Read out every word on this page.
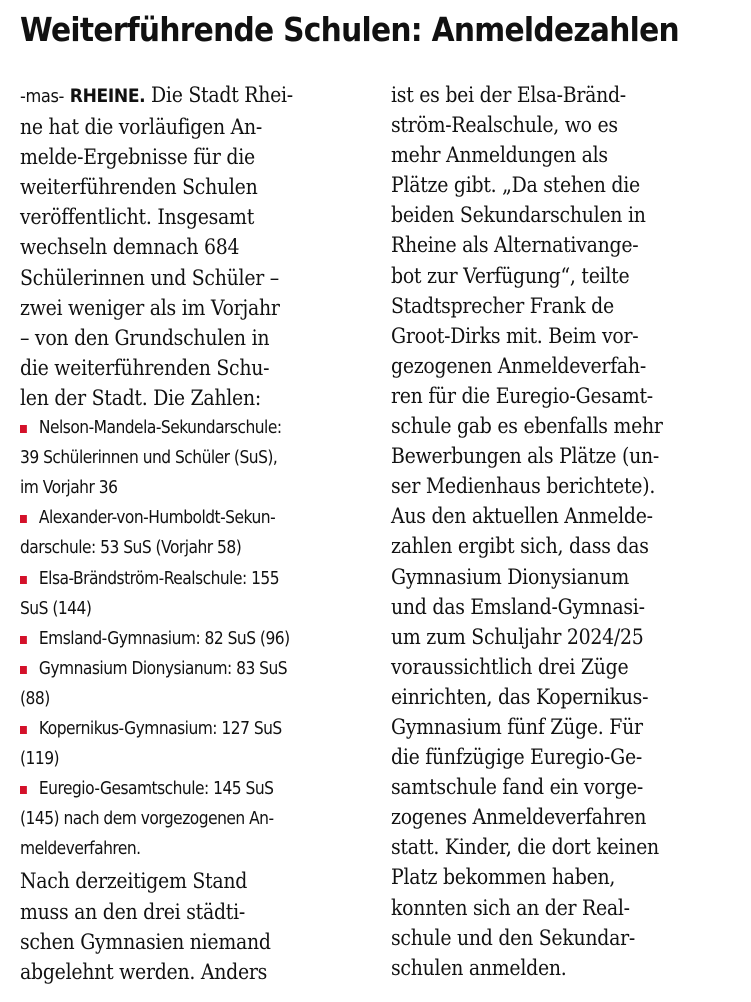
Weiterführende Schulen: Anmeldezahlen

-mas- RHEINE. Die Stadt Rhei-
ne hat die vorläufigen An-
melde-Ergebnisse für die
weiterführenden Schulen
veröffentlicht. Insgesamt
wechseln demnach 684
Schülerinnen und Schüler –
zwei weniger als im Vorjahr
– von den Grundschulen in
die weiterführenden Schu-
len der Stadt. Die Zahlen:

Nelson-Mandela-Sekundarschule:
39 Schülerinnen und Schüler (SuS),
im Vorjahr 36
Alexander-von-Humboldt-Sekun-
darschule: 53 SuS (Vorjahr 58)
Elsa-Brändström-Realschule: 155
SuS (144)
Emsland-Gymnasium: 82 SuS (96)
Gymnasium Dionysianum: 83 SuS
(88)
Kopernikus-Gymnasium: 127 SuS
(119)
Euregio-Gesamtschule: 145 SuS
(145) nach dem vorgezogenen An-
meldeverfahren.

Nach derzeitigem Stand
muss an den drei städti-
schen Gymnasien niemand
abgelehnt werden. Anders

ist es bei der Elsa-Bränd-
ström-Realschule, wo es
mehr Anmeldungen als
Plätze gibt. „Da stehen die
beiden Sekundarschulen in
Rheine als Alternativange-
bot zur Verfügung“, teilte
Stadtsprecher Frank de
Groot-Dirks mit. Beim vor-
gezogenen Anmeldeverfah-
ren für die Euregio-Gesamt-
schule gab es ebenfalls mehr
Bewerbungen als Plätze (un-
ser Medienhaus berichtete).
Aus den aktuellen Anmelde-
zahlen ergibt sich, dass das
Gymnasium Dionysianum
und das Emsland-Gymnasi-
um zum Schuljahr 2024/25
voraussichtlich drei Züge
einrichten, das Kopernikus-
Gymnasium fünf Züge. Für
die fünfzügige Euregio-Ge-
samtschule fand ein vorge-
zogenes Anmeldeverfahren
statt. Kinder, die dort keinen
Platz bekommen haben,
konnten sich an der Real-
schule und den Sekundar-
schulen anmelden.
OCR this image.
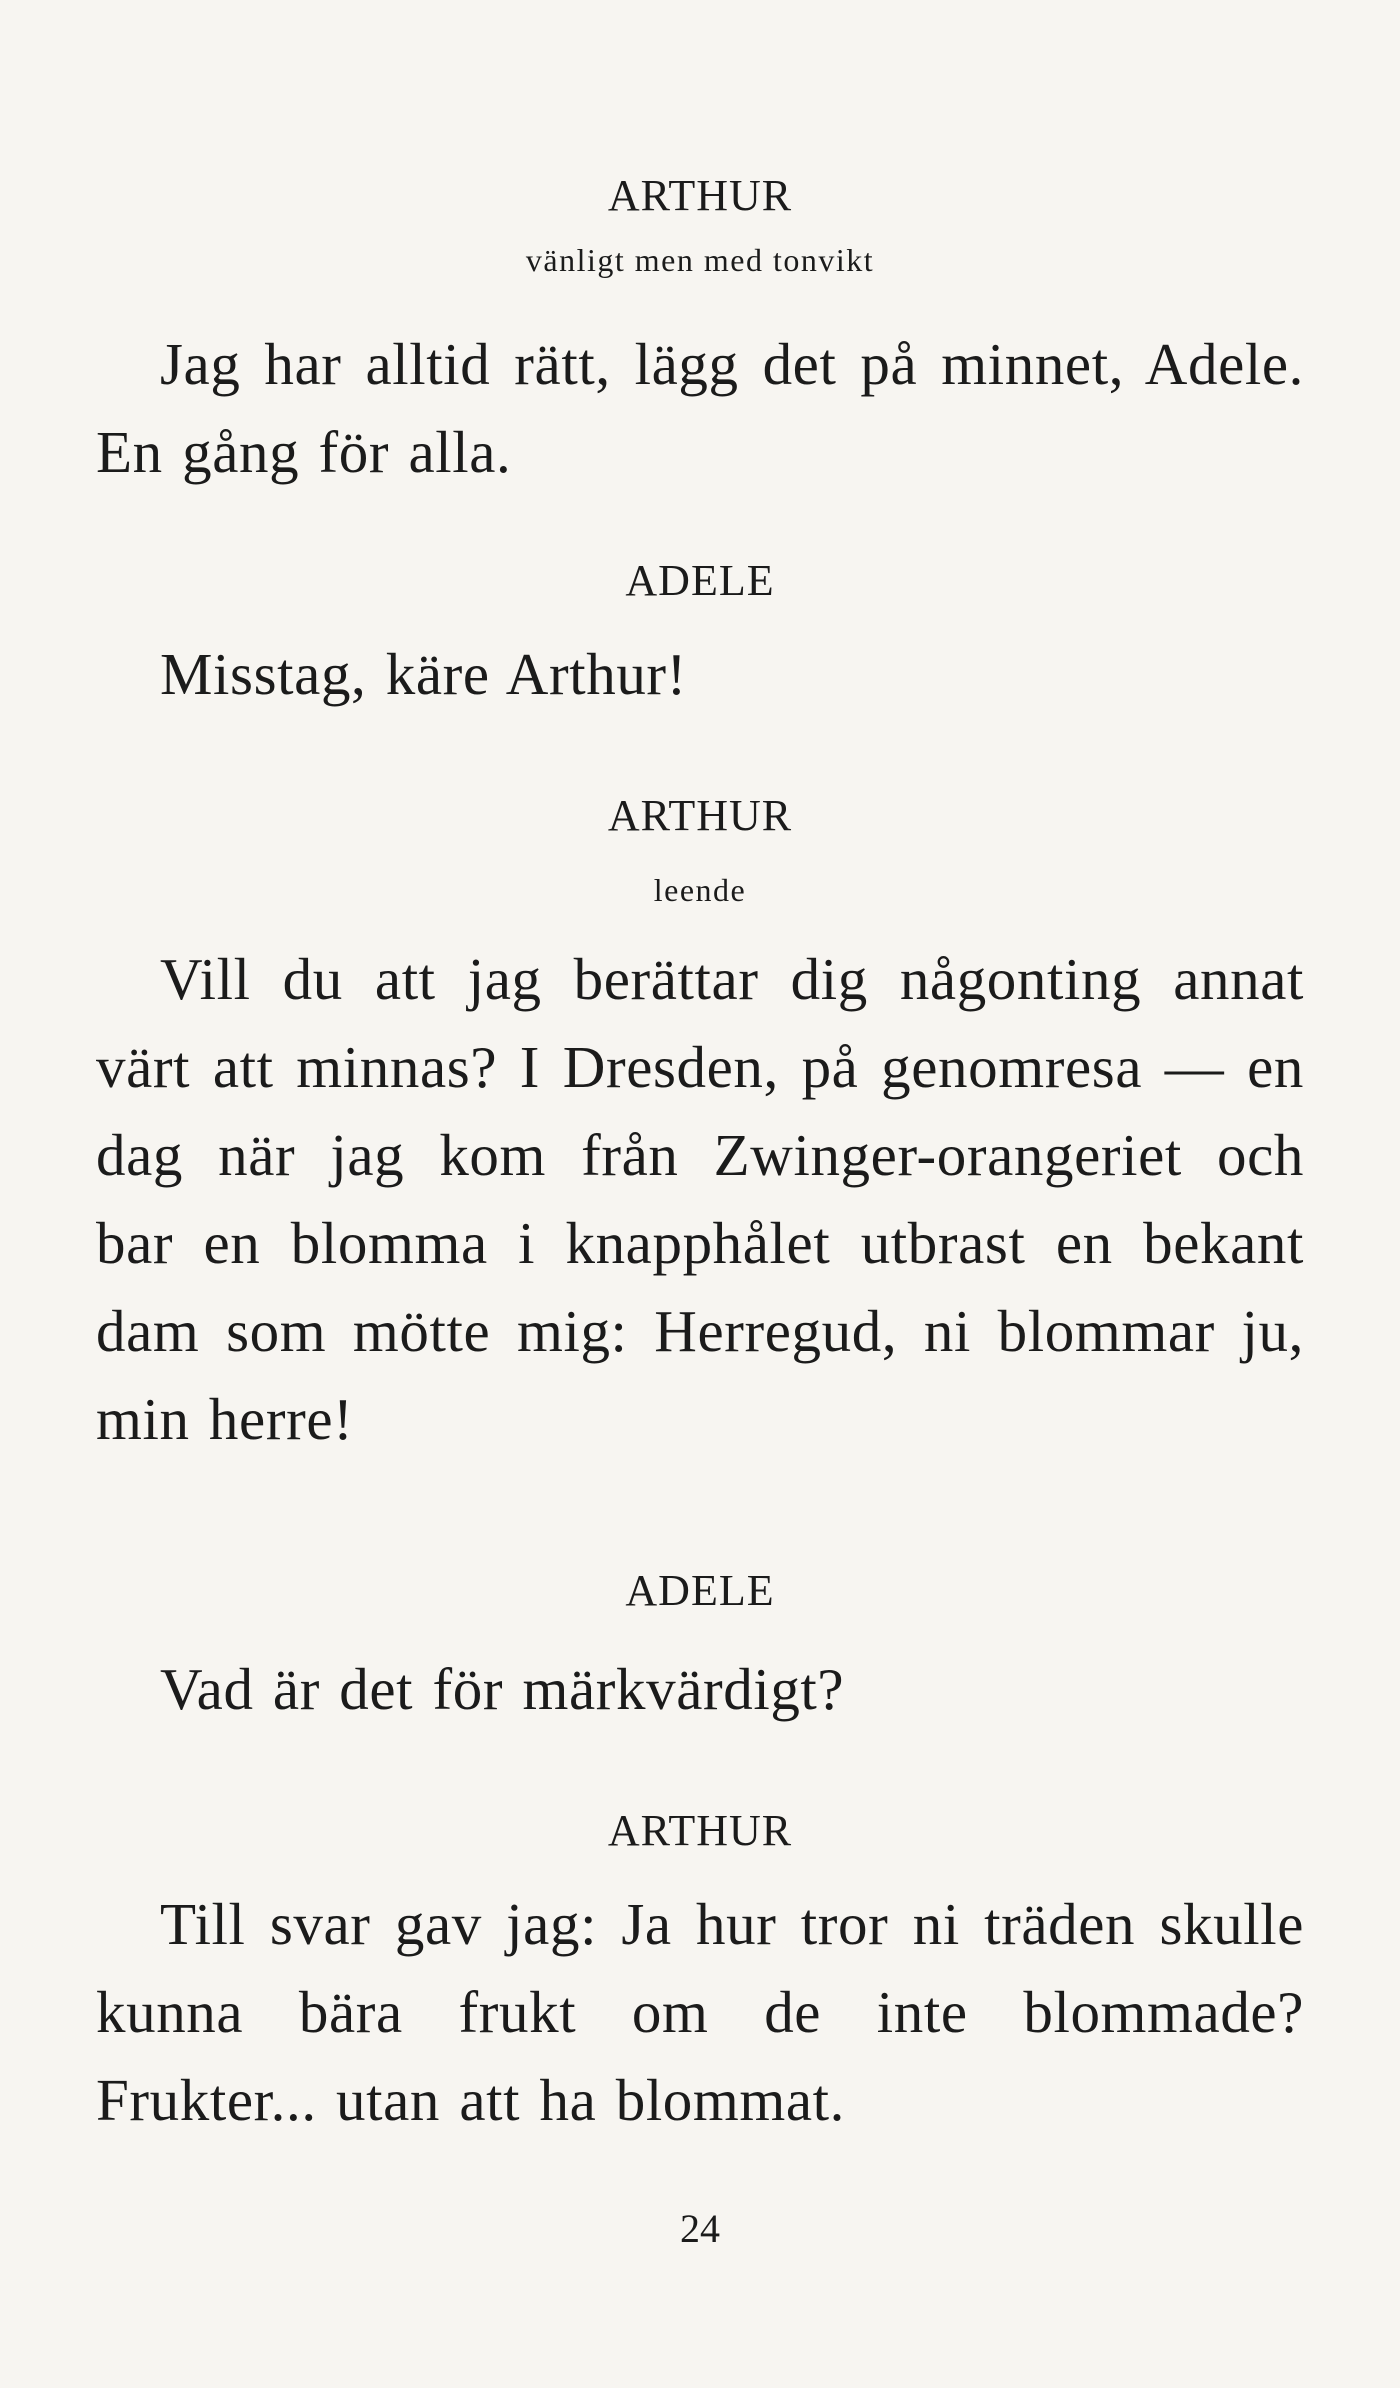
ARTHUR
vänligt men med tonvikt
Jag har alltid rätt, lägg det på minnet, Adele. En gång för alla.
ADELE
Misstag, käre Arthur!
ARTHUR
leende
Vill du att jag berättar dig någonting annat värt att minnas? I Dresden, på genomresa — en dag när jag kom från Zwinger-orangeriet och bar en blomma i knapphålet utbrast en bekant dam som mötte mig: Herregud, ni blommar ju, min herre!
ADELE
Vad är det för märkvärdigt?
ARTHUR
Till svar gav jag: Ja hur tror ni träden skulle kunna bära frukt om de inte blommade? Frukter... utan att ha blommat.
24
* * *
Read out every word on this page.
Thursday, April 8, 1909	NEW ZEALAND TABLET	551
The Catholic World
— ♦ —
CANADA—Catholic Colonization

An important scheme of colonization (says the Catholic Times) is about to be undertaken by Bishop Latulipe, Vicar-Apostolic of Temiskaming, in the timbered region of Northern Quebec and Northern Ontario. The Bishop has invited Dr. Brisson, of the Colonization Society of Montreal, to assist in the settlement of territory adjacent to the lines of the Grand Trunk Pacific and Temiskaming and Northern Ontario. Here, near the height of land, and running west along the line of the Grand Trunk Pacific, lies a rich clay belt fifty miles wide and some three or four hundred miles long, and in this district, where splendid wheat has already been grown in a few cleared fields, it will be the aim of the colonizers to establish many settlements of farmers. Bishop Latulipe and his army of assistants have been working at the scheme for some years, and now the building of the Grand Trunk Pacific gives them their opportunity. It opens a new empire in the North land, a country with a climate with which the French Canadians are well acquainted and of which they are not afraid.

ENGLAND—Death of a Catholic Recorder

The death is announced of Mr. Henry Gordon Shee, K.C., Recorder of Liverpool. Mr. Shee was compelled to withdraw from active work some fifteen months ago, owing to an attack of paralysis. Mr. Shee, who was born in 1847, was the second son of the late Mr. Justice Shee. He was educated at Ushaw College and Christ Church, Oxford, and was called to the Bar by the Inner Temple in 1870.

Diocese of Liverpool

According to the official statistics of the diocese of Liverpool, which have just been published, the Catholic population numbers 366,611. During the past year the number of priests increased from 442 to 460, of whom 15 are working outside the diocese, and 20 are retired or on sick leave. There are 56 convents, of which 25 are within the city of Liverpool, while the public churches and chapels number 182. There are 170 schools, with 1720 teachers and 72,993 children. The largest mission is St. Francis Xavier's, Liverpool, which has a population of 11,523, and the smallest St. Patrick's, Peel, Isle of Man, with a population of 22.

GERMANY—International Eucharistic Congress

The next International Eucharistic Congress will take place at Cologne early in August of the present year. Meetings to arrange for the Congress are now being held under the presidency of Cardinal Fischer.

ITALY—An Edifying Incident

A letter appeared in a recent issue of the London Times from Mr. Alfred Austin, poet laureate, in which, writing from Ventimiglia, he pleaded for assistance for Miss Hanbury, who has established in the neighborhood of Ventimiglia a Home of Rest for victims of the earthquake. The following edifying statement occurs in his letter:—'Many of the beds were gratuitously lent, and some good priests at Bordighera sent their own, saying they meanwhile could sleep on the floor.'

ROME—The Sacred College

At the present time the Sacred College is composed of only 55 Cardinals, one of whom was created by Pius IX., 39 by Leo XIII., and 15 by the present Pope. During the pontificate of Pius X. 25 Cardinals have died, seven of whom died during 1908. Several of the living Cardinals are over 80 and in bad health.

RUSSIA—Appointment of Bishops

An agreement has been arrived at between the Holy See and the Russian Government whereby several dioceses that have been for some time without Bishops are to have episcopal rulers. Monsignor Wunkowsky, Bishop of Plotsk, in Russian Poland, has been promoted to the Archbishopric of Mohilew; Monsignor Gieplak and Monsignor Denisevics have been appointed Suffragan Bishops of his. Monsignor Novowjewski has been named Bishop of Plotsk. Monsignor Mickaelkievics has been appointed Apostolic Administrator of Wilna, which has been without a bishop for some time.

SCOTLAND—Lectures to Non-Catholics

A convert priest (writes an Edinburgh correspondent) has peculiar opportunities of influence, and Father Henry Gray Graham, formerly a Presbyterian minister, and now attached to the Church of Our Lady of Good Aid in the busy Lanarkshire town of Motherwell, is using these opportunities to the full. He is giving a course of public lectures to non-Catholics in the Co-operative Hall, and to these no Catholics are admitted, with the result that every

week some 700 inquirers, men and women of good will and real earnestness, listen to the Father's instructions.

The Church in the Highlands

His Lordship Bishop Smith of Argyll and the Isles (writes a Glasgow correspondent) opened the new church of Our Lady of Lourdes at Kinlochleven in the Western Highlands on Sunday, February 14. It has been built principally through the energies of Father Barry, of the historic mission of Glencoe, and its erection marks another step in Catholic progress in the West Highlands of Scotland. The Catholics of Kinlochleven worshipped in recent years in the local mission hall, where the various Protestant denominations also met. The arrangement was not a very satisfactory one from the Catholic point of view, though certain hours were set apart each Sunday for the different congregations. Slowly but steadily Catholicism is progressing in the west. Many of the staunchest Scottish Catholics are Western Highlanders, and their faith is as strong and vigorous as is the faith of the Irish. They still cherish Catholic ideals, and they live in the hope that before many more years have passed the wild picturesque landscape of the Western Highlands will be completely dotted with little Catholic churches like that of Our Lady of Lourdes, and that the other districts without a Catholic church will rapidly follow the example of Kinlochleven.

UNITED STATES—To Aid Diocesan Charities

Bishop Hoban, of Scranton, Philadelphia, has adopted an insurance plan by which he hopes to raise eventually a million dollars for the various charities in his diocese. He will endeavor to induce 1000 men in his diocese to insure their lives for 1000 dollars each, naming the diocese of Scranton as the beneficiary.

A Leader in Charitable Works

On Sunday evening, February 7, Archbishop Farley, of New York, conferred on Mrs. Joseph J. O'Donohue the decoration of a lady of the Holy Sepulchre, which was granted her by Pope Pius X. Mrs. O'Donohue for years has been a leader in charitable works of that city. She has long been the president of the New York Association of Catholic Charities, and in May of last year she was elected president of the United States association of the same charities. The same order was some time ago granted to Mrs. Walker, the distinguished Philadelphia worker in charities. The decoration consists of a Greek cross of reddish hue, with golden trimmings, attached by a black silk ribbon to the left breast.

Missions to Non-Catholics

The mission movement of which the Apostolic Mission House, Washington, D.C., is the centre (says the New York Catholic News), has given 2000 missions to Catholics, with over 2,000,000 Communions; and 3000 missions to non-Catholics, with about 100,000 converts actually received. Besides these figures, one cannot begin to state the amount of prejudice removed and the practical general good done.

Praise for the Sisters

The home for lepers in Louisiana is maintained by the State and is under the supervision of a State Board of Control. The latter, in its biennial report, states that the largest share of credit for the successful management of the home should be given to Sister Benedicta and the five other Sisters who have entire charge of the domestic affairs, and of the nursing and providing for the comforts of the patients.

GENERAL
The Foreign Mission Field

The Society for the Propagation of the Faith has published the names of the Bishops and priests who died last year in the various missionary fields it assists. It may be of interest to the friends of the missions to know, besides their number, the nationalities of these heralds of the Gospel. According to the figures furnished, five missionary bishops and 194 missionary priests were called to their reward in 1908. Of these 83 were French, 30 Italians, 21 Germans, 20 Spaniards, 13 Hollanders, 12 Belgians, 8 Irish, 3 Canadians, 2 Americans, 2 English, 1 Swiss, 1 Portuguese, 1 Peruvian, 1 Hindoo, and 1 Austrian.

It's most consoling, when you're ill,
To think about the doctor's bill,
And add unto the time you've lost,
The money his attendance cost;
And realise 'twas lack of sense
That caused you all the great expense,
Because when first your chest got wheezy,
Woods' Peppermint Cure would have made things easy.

◆ **Task to complete**
Scan the listing for "Realschule" and copy out each line that has it.

◆ **The completed task**
Elsa-Brändström-Realschule: 155
ström-Realschule, wo es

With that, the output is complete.